Instructions to follow:
Among the records below, find each line that includes the string "中国新闻周刊" and copy it.

Raw data:

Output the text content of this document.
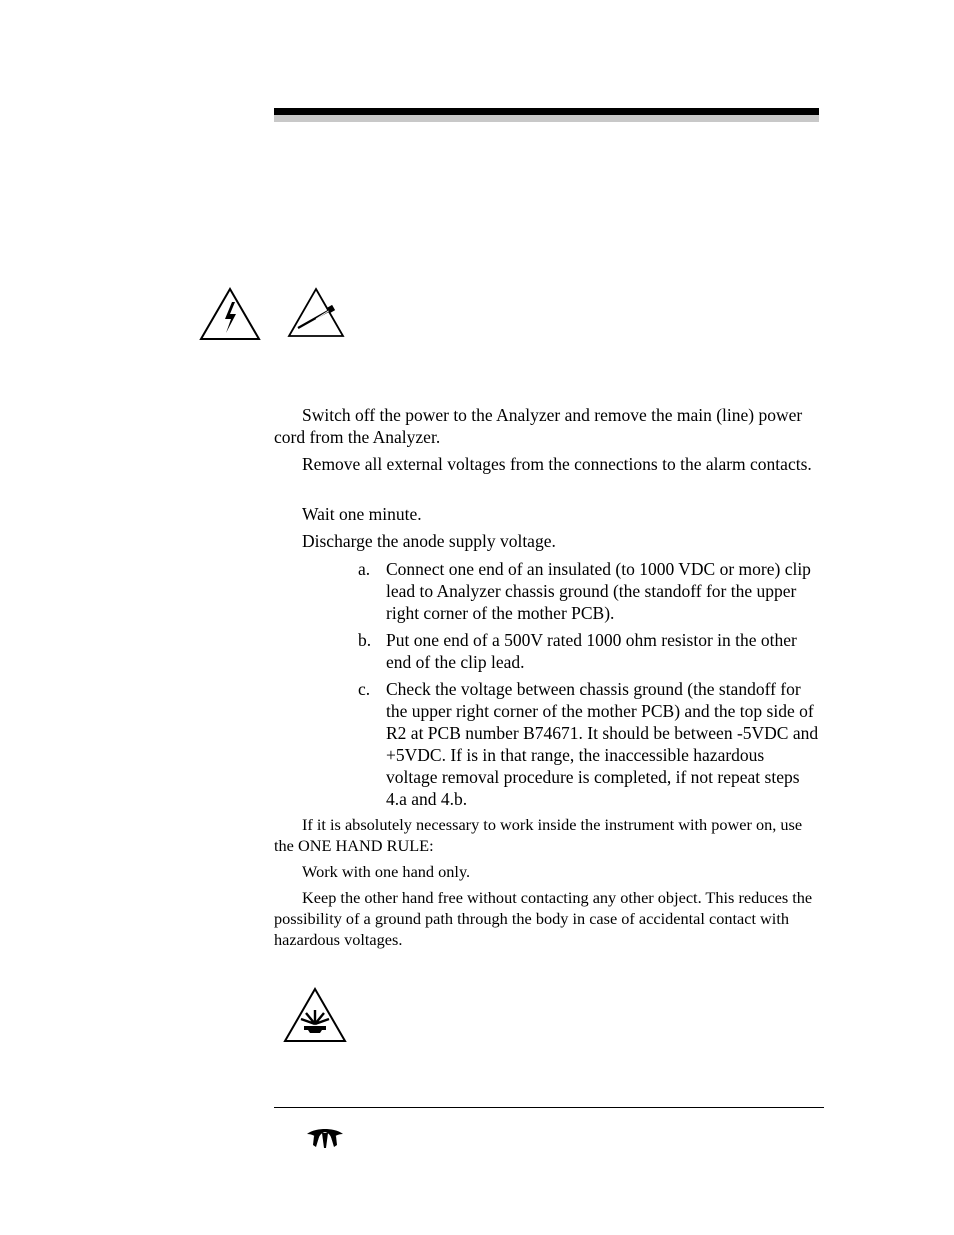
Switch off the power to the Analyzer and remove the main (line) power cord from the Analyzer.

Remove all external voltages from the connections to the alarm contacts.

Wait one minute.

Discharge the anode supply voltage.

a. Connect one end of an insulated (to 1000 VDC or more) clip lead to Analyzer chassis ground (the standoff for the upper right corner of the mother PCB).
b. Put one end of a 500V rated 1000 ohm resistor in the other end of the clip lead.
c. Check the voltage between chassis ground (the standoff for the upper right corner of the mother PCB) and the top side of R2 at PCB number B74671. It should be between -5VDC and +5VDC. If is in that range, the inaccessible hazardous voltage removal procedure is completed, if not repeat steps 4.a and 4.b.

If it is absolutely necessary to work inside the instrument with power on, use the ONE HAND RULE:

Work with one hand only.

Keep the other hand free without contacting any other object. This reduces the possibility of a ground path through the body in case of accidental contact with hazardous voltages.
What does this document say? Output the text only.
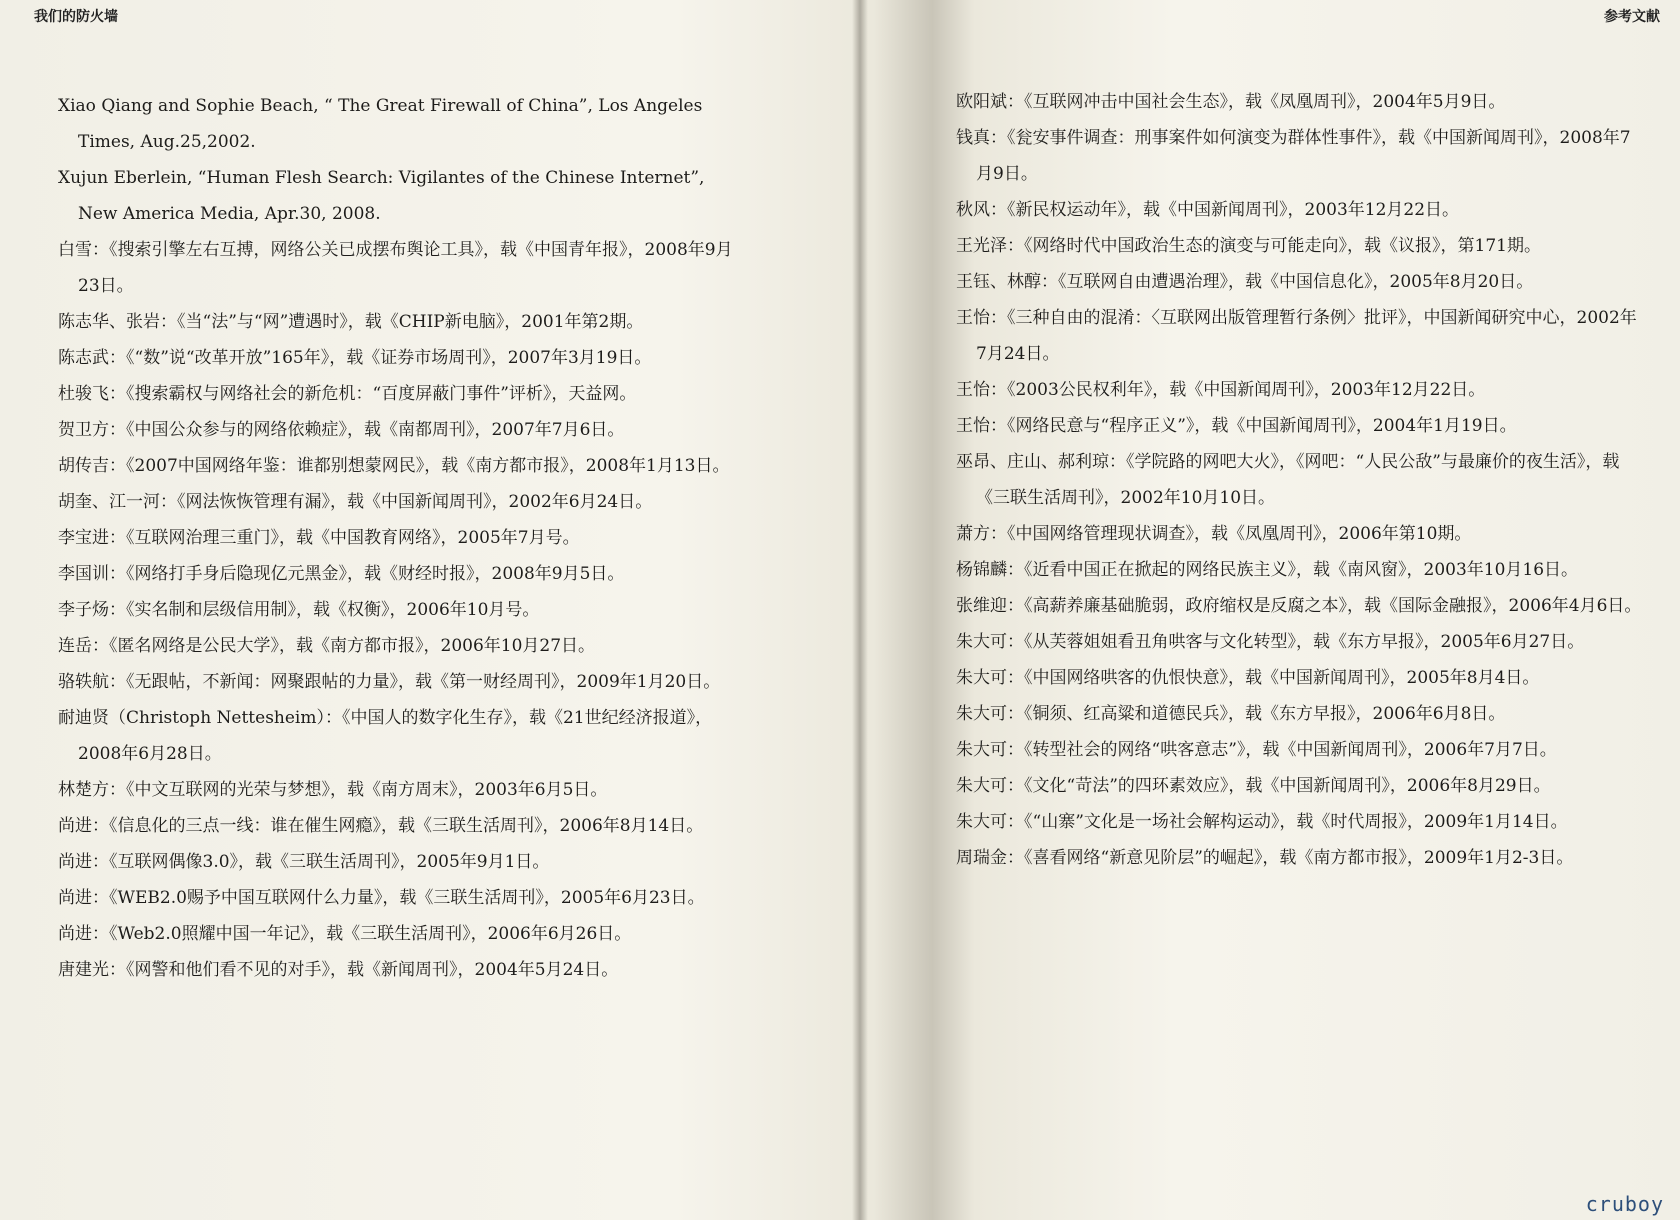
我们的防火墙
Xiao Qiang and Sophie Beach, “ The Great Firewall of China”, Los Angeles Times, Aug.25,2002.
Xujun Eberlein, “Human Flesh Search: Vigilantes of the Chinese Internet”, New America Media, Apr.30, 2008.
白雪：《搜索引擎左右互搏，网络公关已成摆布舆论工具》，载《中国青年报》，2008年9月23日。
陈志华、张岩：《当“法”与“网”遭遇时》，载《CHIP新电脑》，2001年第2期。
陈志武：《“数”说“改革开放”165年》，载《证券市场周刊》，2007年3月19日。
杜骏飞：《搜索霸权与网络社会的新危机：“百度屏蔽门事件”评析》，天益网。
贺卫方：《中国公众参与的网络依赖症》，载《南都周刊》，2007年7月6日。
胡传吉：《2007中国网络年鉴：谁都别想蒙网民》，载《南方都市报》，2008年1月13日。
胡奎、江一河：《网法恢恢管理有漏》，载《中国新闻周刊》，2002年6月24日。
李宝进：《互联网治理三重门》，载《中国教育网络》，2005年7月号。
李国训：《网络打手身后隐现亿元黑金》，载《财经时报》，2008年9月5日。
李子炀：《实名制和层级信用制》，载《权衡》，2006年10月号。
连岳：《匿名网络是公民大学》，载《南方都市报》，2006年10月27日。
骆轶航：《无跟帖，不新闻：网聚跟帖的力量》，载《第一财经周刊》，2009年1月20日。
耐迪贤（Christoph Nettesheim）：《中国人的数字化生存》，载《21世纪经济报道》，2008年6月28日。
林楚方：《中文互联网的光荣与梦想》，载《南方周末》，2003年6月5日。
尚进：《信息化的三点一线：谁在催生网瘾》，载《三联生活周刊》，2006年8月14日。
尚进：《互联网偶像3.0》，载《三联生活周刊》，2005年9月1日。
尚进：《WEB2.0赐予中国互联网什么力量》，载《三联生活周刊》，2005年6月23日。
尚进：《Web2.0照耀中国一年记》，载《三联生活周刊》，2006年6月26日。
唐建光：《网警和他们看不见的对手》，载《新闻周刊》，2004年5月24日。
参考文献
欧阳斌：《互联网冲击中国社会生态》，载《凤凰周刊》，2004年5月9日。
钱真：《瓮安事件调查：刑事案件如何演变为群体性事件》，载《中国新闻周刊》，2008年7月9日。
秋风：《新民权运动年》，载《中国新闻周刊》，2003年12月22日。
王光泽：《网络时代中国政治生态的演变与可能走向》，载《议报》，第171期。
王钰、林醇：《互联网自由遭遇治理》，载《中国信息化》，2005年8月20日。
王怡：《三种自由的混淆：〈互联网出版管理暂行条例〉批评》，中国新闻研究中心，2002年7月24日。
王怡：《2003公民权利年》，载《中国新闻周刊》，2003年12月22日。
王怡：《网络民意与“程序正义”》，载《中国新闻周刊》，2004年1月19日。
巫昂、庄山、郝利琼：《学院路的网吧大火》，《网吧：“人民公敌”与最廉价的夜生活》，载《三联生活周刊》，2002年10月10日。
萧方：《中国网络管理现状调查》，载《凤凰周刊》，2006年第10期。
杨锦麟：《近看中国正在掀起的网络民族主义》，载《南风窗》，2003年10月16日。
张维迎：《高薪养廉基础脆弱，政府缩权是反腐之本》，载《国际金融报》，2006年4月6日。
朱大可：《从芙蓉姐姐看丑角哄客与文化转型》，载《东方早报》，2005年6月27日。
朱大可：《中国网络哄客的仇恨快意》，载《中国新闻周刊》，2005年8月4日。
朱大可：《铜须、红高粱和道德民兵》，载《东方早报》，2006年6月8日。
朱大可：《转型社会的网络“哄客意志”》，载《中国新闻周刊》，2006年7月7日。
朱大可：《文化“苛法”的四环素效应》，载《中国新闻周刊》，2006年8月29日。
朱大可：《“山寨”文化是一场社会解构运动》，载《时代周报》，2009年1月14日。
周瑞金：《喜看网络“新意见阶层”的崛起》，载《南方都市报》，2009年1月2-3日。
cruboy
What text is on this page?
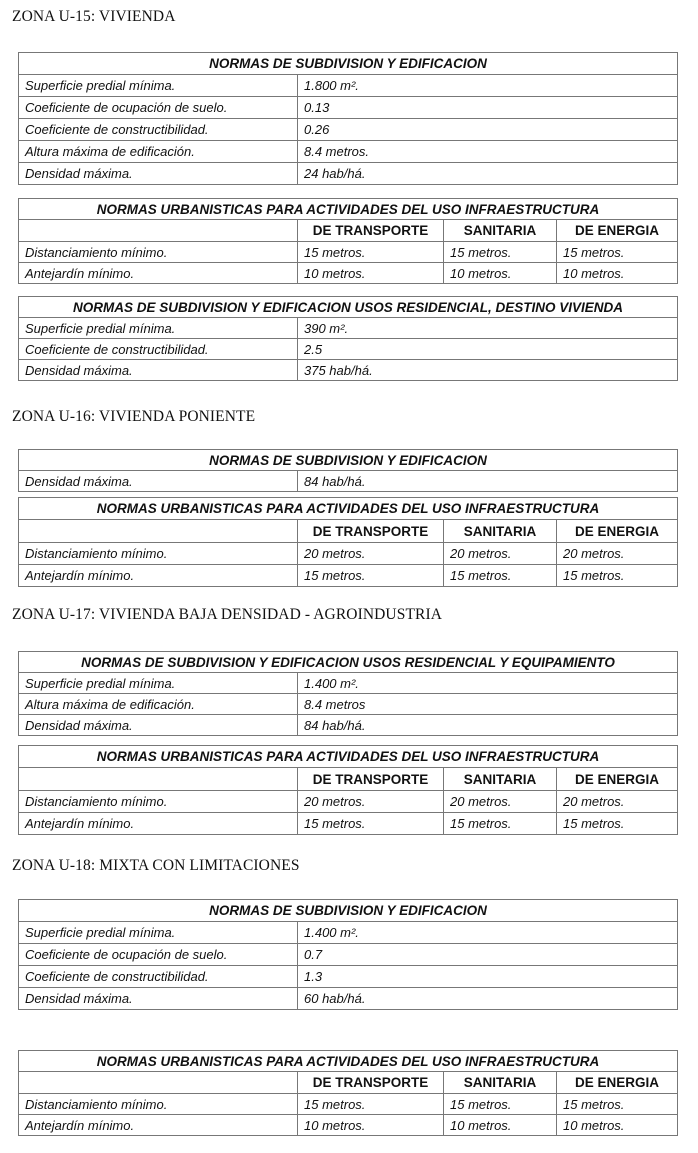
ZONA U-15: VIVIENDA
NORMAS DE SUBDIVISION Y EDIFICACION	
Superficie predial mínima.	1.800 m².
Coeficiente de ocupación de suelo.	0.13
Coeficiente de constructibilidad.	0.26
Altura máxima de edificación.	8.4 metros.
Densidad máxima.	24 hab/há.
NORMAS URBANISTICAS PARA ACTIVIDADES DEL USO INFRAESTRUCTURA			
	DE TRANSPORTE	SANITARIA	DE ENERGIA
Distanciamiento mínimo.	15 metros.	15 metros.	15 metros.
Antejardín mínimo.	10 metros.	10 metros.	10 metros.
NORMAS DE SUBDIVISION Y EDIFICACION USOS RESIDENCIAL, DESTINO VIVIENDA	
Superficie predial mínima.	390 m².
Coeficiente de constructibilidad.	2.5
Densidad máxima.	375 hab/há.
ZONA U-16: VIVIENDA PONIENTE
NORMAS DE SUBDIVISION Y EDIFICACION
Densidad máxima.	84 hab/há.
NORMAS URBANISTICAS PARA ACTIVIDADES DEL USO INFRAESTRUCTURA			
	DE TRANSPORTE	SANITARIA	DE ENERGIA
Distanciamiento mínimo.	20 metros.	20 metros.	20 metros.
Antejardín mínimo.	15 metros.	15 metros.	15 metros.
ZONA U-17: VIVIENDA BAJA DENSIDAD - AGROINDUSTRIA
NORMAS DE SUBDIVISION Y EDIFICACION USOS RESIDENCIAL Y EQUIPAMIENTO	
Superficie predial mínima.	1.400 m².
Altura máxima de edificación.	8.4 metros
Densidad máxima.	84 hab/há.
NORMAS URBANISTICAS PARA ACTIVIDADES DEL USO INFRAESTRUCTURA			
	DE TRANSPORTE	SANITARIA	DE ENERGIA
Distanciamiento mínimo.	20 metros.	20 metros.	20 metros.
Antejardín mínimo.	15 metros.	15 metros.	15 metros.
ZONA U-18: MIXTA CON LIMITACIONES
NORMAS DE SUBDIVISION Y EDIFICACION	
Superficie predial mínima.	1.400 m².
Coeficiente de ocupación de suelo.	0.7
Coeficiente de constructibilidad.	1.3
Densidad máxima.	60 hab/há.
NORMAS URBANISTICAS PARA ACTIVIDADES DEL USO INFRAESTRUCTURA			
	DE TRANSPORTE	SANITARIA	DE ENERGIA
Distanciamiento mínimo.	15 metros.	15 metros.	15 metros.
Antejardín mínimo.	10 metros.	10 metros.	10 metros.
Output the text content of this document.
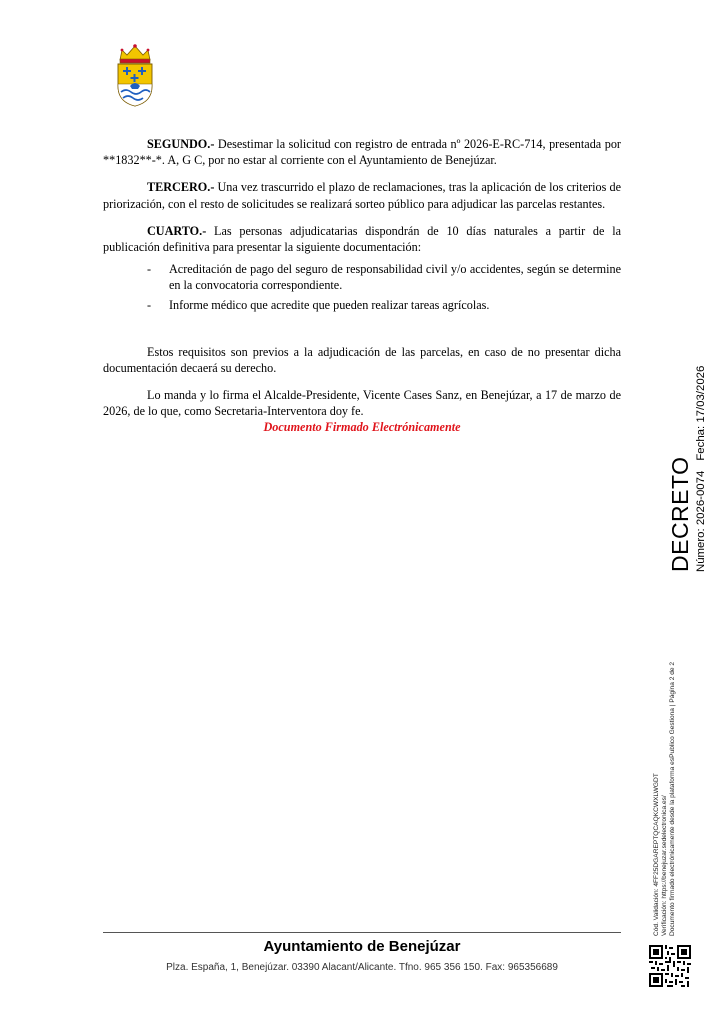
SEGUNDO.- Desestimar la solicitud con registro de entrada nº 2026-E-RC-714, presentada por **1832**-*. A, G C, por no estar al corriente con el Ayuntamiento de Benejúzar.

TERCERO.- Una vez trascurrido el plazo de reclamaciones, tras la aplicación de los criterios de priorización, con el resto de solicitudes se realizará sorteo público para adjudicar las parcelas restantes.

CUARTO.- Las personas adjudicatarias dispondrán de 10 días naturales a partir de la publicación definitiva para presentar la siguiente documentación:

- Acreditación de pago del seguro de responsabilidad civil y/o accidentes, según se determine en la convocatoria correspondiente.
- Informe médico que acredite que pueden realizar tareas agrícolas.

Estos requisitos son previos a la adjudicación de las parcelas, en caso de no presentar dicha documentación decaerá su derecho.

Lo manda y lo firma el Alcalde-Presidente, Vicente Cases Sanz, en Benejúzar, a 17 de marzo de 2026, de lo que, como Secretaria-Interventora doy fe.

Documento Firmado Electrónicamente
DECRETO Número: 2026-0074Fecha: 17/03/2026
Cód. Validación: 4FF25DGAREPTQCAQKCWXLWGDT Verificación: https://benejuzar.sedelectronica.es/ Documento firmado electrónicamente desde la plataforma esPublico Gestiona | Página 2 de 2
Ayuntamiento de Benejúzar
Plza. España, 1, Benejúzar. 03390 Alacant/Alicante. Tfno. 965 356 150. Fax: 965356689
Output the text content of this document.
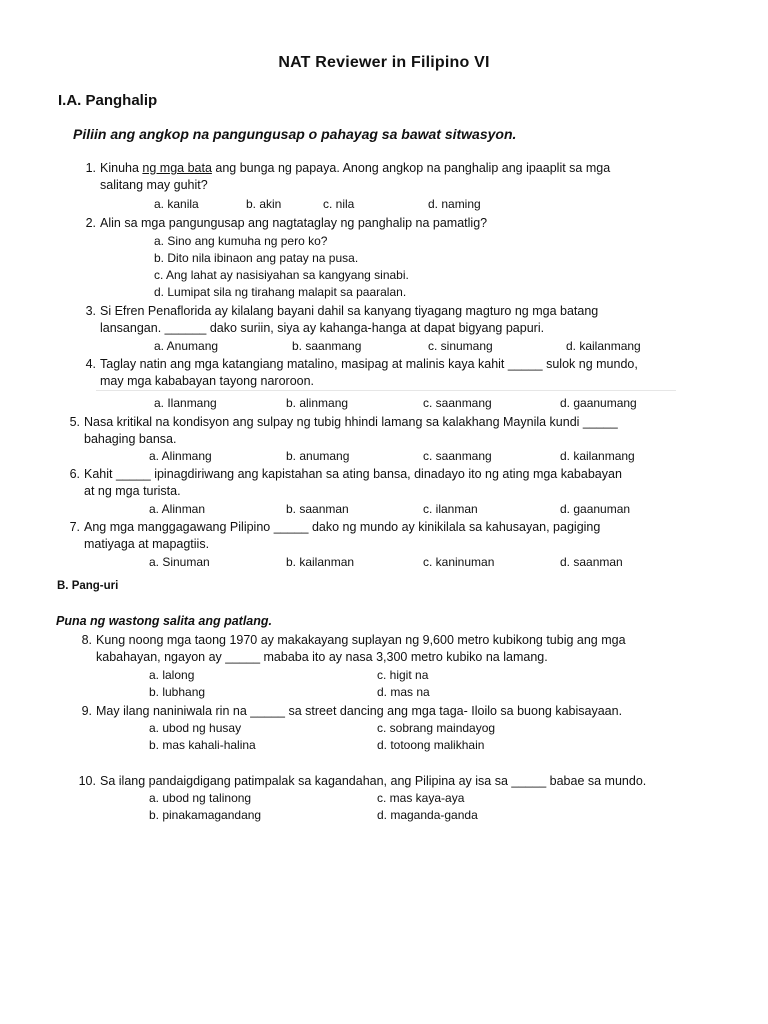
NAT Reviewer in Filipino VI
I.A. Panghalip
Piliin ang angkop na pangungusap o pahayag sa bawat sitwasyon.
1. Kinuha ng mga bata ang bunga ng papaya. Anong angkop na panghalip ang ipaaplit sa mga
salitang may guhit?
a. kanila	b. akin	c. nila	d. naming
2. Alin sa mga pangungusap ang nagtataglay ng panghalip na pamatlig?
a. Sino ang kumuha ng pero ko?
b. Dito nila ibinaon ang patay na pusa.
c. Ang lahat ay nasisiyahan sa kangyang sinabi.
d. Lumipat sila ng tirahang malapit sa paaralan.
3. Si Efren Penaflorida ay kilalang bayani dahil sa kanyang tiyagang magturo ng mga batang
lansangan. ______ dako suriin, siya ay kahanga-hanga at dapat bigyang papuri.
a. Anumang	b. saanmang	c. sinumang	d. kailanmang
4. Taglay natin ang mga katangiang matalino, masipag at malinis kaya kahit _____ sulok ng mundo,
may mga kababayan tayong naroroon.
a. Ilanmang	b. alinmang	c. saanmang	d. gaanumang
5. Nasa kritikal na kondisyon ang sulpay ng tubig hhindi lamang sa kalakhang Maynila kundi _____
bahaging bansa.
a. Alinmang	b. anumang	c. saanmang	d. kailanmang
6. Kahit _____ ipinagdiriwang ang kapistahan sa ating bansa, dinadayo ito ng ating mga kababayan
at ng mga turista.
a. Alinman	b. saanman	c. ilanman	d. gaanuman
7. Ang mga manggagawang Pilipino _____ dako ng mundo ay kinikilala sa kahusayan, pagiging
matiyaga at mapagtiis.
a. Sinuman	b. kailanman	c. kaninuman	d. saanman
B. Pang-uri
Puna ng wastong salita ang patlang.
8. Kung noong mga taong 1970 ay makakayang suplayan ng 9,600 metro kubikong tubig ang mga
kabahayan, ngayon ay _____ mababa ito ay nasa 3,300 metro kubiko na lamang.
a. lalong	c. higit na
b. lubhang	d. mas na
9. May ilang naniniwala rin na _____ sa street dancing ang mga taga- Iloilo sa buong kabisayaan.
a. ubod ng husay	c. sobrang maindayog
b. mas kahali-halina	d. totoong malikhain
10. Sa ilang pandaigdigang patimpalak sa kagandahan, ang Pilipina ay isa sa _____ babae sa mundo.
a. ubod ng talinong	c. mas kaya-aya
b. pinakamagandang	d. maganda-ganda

Expected output:
胡奎、江一河：《网法恢恢管理有漏》，载《中国新闻周刊》，2002年6月24日。
钱真：《瓮安事件调查：刑事案件如何演变为群体性事件》，载《中国新闻周刊》，2008年7月9日。
秋风：《新民权运动年》，载《中国新闻周刊》，2003年12月22日。
王怡：《2003公民权利年》，载《中国新闻周刊》，2003年12月22日。
王怡：《网络民意与“程序正义”》，载《中国新闻周刊》，2004年1月19日。
朱大可：《中国网络哄客的仇恨快意》，载《中国新闻周刊》，2005年8月4日。
朱大可：《转型社会的网络“哄客意志”》，载《中国新闻周刊》，2006年7月7日。
朱大可：《文化“苛法”的四环素效应》，载《中国新闻周刊》，2006年8月29日。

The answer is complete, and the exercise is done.